**STORED ROWS:**
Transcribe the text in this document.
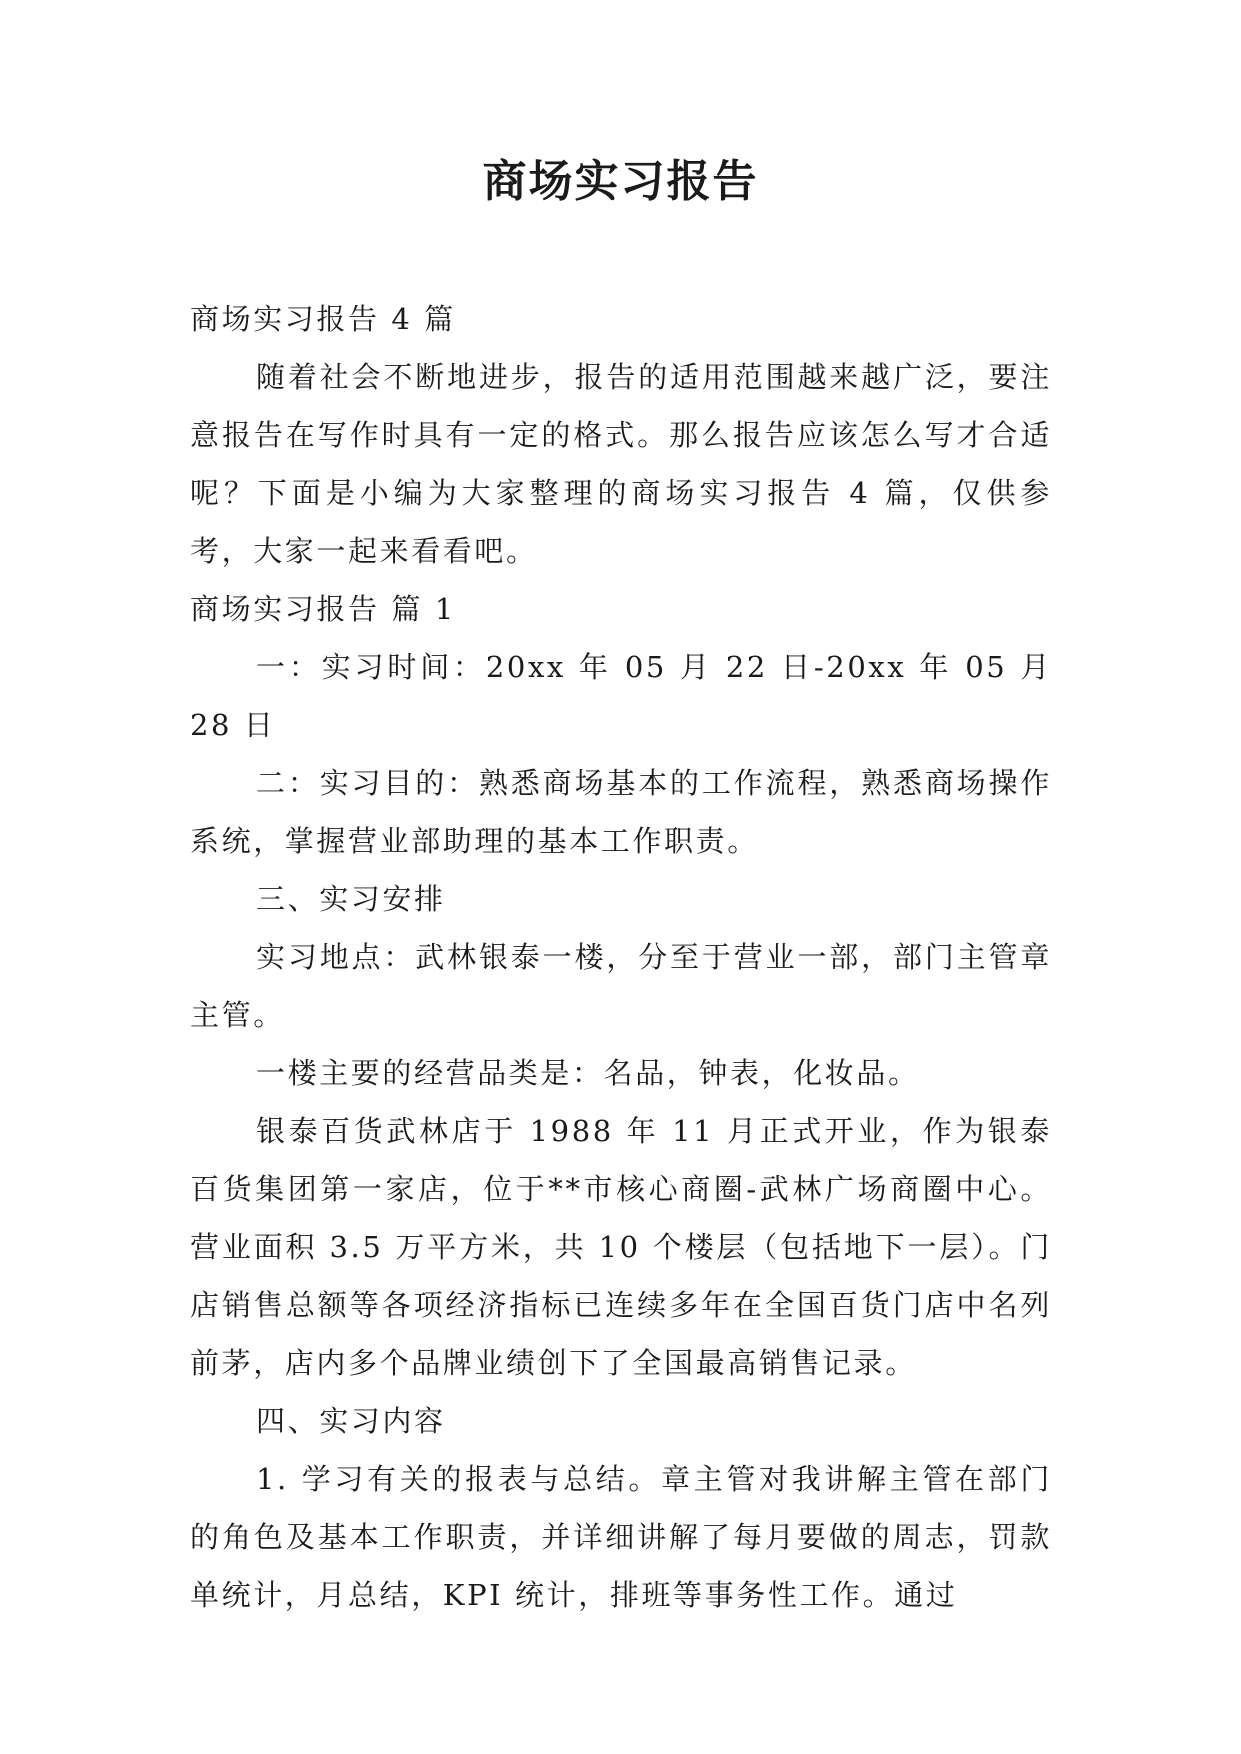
商场实习报告

商场实习报告 4 篇

随着社会不断地进步，报告的适用范围越来越广泛，要注意报告在写作时具有一定的格式。那么报告应该怎么写才合适呢？下面是小编为大家整理的商场实习报告 4 篇，仅供参考，大家一起来看看吧。

商场实习报告 篇 1

一：实习时间：20xx 年 05 月 22 日-20xx 年 05 月 28 日

二：实习目的：熟悉商场基本的工作流程，熟悉商场操作系统，掌握营业部助理的基本工作职责。

三、实习安排

实习地点：武林银泰一楼，分至于营业一部，部门主管章主管。

一楼主要的经营品类是：名品，钟表，化妆品。

银泰百货武林店于 1988 年 11 月正式开业，作为银泰百货集团第一家店，位于**市核心商圈-武林广场商圈中心。营业面积 3.5 万平方米，共 10 个楼层（包括地下一层）。门店销售总额等各项经济指标已连续多年在全国百货门店中名列前茅，店内多个品牌业绩创下了全国最高销售记录。

四、实习内容

1. 学习有关的报表与总结。章主管对我讲解主管在部门的角色及基本工作职责，并详细讲解了每月要做的周志，罚款单统计，月总结，KPI 统计，排班等事务性工作。通过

**WHAT YOU NEED TO DO:**
The records above are to be quoted exactly, with all pictures left out.

**WRITTEN RESPONSE:**
Transcribe the text in this document.
商场实习报告

商场实习报告 4 篇

随着社会不断地进步，报告的适用范围越来越广泛，要注意报告在写作时具有一定的格式。那么报告应该怎么写才合适呢？下面是小编为大家整理的商场实习报告 4 篇，仅供参考，大家一起来看看吧。

商场实习报告 篇 1

一：实习时间：20xx 年 05 月 22 日-20xx 年 05 月 28 日

二：实习目的：熟悉商场基本的工作流程，熟悉商场操作系统，掌握营业部助理的基本工作职责。

三、实习安排

实习地点：武林银泰一楼，分至于营业一部，部门主管章主管。

一楼主要的经营品类是：名品，钟表，化妆品。

银泰百货武林店于 1988 年 11 月正式开业，作为银泰百货集团第一家店，位于**市核心商圈-武林广场商圈中心。营业面积 3.5 万平方米，共 10 个楼层（包括地下一层）。门店销售总额等各项经济指标已连续多年在全国百货门店中名列前茅，店内多个品牌业绩创下了全国最高销售记录。

四、实习内容

1. 学习有关的报表与总结。章主管对我讲解主管在部门的角色及基本工作职责，并详细讲解了每月要做的周志，罚款单统计，月总结，KPI 统计，排班等事务性工作。通过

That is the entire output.